* [What is asked]:
Report each line of the data that includes the word "Комарова".

* [Data to use]:
==========

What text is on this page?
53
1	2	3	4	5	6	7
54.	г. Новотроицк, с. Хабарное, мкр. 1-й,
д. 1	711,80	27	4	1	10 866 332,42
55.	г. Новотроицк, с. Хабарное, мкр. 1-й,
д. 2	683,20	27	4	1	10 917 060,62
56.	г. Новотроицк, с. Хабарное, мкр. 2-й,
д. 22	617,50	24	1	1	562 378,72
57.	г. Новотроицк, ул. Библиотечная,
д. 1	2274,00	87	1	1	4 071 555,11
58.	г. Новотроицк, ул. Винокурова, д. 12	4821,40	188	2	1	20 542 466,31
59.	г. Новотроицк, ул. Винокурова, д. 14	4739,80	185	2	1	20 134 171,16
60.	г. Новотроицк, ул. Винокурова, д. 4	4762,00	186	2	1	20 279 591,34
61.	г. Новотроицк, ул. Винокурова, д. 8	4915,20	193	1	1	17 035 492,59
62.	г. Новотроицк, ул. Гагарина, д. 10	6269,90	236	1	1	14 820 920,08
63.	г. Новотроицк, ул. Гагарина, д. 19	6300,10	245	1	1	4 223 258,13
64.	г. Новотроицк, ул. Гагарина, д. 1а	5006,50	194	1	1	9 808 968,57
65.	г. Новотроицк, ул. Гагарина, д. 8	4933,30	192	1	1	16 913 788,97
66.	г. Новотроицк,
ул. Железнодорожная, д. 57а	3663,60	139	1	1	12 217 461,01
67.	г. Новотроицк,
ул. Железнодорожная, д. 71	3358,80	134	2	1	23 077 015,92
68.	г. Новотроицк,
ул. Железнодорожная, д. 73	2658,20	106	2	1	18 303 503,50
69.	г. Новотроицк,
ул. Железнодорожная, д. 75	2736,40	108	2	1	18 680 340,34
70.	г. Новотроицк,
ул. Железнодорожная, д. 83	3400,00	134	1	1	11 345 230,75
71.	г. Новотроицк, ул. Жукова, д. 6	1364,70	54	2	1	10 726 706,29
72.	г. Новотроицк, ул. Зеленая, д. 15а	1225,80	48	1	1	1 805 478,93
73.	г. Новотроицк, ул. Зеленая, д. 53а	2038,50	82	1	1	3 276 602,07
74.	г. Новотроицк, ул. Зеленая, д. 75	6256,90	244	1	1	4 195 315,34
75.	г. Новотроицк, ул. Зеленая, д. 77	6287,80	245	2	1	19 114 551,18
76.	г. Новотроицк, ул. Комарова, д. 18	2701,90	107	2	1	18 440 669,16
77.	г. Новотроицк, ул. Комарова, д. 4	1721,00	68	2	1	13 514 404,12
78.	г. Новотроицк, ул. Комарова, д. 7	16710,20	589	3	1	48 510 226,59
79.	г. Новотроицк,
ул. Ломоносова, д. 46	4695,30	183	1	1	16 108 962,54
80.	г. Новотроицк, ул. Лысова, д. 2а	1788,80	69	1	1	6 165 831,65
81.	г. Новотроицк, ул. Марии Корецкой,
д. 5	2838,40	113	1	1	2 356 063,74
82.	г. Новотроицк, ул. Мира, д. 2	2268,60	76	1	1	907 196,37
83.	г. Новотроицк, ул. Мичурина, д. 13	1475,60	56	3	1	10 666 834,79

==========

* [Answer to the problem]:
76.	г. Новотроицк, ул. Комарова, д. 18	2701,90	107	2	1	18 440 669,16
77.	г. Новотроицк, ул. Комарова, д. 4	1721,00	68	2	1	13 514 404,12
78.	г. Новотроицк, ул. Комарова, д. 7	16710,20	589	3	1	48 510 226,59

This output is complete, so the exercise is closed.